■ EXERCISE INSTRUCTIONS: Write out the records that appear below, verbatim and complete, but without pictures.
-- START OF DATASET RECORDS --
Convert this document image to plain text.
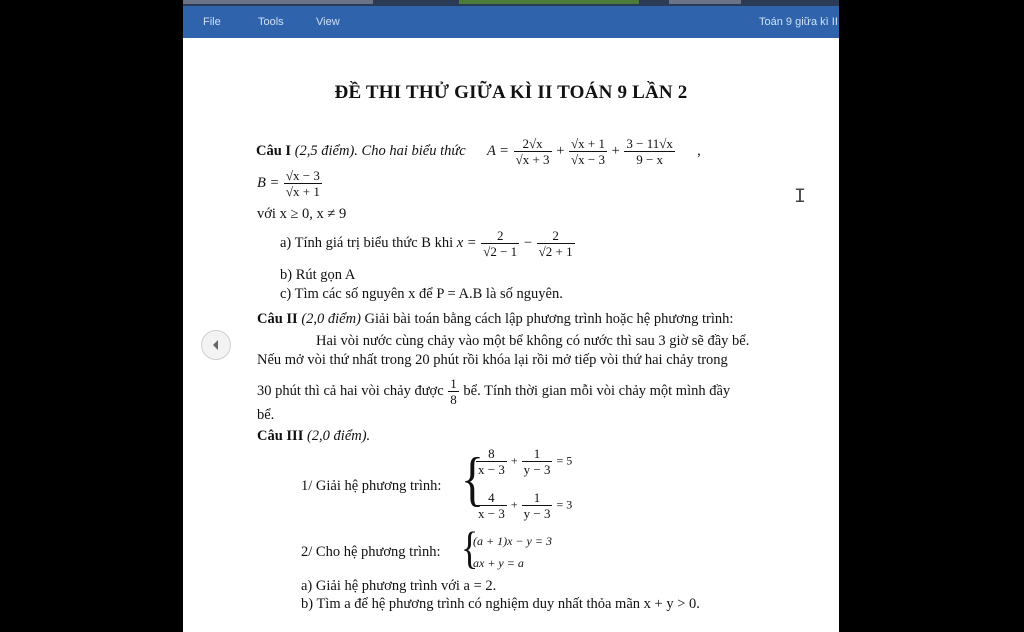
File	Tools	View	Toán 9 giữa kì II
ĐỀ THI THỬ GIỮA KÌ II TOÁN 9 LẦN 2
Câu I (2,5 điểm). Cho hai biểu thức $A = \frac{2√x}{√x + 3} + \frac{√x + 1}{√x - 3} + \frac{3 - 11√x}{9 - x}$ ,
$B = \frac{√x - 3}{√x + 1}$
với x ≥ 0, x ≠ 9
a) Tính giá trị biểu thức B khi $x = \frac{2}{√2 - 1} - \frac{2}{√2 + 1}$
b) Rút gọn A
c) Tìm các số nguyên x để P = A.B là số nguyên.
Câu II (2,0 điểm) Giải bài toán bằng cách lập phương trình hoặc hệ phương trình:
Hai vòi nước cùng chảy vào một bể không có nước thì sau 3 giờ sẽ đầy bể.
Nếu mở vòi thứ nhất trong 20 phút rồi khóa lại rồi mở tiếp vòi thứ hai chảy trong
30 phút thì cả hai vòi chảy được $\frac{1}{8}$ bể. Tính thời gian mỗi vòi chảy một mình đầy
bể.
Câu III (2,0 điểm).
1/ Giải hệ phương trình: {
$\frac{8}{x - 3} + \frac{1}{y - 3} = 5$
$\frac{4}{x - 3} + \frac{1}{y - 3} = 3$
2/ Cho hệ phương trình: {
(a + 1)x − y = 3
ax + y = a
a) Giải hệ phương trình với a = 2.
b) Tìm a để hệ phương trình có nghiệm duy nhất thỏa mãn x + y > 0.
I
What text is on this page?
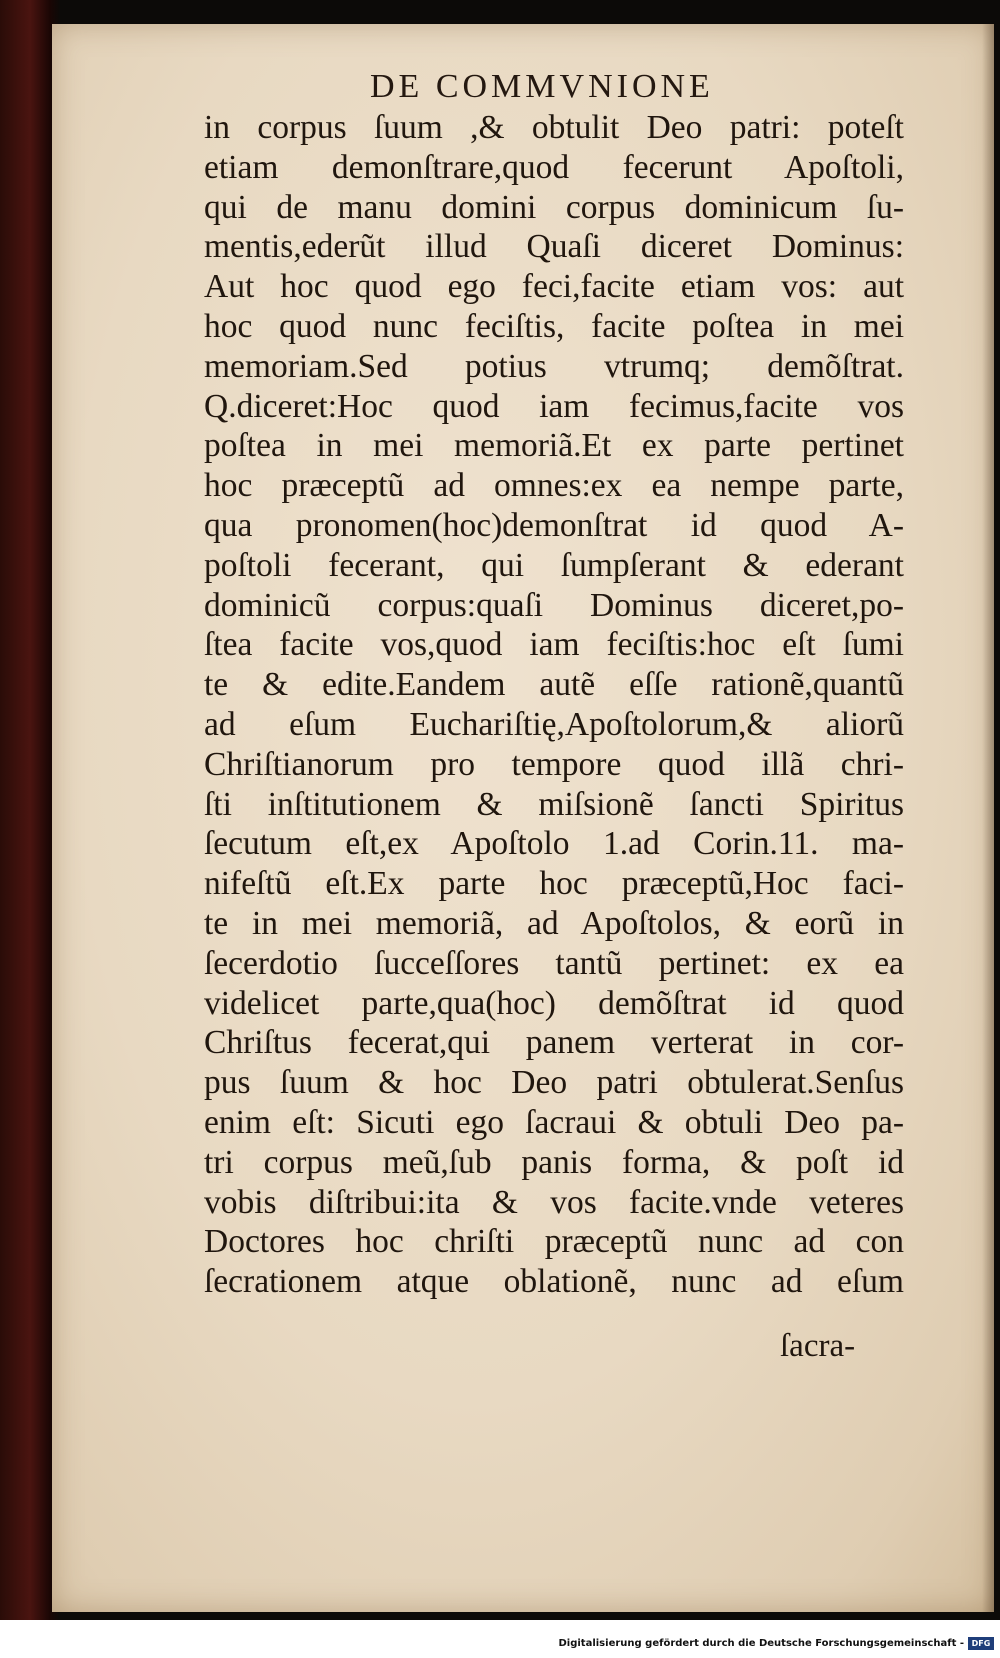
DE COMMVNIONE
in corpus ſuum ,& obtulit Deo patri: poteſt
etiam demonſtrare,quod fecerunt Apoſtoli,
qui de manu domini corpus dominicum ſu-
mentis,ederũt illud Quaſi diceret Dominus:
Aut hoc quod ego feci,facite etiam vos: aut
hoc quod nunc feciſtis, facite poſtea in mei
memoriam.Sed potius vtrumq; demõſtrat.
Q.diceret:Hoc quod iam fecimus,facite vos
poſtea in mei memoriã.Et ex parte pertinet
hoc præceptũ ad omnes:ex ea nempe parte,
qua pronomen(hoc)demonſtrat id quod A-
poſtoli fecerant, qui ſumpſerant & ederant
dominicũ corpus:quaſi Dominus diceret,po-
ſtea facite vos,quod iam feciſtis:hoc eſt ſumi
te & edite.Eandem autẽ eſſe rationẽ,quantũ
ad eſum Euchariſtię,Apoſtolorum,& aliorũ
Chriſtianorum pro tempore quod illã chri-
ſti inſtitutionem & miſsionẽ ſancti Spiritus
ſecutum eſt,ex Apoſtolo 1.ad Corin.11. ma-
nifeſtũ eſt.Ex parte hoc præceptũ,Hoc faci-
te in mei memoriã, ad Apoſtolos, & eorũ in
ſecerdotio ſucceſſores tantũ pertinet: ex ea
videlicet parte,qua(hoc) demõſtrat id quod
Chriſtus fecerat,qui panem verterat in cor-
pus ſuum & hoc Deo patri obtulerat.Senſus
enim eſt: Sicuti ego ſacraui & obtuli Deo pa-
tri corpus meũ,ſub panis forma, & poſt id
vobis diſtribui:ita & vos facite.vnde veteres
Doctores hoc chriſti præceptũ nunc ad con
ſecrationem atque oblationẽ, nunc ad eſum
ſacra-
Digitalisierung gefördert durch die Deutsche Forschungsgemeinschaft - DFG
-- END OF DATASET RECORDS --
■ RESULT OF THIS TASK:
Convert this document image to plain text.
File	Tools	View	Toán 9 giữa kì II
ĐỀ THI THỬ GIỮA KÌ II TOÁN 9 LẦN 2
Câu I (2,5 điểm). Cho hai biểu thức $A = \frac{2√x}{√x + 3} + \frac{√x + 1}{√x - 3} + \frac{3 - 11√x}{9 - x}$ ,
$B = \frac{√x - 3}{√x + 1}$
với x ≥ 0, x ≠ 9
a) Tính giá trị biểu thức B khi $x = \frac{2}{√2 - 1} - \frac{2}{√2 + 1}$
b) Rút gọn A
c) Tìm các số nguyên x để P = A.B là số nguyên.
Câu II (2,0 điểm) Giải bài toán bằng cách lập phương trình hoặc hệ phương trình:
Hai vòi nước cùng chảy vào một bể không có nước thì sau 3 giờ sẽ đầy bể.
Nếu mở vòi thứ nhất trong 20 phút rồi khóa lại rồi mở tiếp vòi thứ hai chảy trong
30 phút thì cả hai vòi chảy được $\frac{1}{8}$ bể. Tính thời gian mỗi vòi chảy một mình đầy
bể.
Câu III (2,0 điểm).
1/ Giải hệ phương trình: {
$\frac{8}{x - 3} + \frac{1}{y - 3} = 5$
$\frac{4}{x - 3} + \frac{1}{y - 3} = 3$
2/ Cho hệ phương trình: {
(a + 1)x − y = 3
ax + y = a
a) Giải hệ phương trình với a = 2.
b) Tìm a để hệ phương trình có nghiệm duy nhất thỏa mãn x + y > 0.
I
What text is on this page?
DE COMMVNIONE
in corpus ſuum ,& obtulit Deo patri: poteſt
etiam demonſtrare,quod fecerunt Apoſtoli,
qui de manu domini corpus dominicum ſu-
mentis,ederũt illud Quaſi diceret Dominus:
Aut hoc quod ego feci,facite etiam vos: aut
hoc quod nunc feciſtis, facite poſtea in mei
memoriam.Sed potius vtrumq; demõſtrat.
Q.diceret:Hoc quod iam fecimus,facite vos
poſtea in mei memoriã.Et ex parte pertinet
hoc præceptũ ad omnes:ex ea nempe parte,
qua pronomen(hoc)demonſtrat id quod A-
poſtoli fecerant, qui ſumpſerant & ederant
dominicũ corpus:quaſi Dominus diceret,po-
ſtea facite vos,quod iam feciſtis:hoc eſt ſumi
te & edite.Eandem autẽ eſſe rationẽ,quantũ
ad eſum Euchariſtię,Apoſtolorum,& aliorũ
Chriſtianorum pro tempore quod illã chri-
ſti inſtitutionem & miſsionẽ ſancti Spiritus
ſecutum eſt,ex Apoſtolo 1.ad Corin.11. ma-
nifeſtũ eſt.Ex parte hoc præceptũ,Hoc faci-
te in mei memoriã, ad Apoſtolos, & eorũ in
ſecerdotio ſucceſſores tantũ pertinet: ex ea
videlicet parte,qua(hoc) demõſtrat id quod
Chriſtus fecerat,qui panem verterat in cor-
pus ſuum & hoc Deo patri obtulerat.Senſus
enim eſt: Sicuti ego ſacraui & obtuli Deo pa-
tri corpus meũ,ſub panis forma, & poſt id
vobis diſtribui:ita & vos facite.vnde veteres
Doctores hoc chriſti præceptũ nunc ad con
ſecrationem atque oblationẽ, nunc ad eſum
ſacra-
Digitalisierung gefördert durch die Deutsche Forschungsgemeinschaft - DFG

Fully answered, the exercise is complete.